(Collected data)
^^^^^^^^^^^^^^^^
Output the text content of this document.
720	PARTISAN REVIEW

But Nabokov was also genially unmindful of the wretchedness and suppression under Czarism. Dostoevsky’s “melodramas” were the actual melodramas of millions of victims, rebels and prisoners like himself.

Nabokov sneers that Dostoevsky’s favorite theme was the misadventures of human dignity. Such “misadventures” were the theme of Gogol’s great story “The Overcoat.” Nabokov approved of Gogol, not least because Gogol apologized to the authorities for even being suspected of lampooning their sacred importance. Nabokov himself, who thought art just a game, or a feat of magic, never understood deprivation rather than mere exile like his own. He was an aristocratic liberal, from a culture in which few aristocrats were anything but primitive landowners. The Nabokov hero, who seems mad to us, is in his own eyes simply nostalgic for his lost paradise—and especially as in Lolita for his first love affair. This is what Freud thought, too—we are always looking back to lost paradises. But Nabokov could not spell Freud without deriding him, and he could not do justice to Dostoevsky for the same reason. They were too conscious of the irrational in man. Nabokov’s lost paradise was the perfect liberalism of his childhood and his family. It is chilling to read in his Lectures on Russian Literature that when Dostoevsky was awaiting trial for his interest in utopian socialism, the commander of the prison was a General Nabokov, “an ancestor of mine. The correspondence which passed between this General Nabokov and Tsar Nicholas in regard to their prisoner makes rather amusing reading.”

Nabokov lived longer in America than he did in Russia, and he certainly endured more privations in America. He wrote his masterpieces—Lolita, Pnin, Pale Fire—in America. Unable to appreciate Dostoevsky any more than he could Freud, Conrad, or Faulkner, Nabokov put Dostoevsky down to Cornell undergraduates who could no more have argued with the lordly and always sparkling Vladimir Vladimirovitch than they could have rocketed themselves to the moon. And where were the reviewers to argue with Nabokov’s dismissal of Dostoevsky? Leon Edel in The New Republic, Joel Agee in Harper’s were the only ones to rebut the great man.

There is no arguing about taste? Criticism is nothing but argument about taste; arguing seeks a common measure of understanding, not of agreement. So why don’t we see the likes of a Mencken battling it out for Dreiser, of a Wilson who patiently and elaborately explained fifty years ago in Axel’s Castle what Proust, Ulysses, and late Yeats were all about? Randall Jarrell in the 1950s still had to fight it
^^^^^^^^^^^^^^^^
**What is asked:**
Only the number is wanted: how many lines in the preceding entries hold the string "than"?

**Response to the exercise:**
2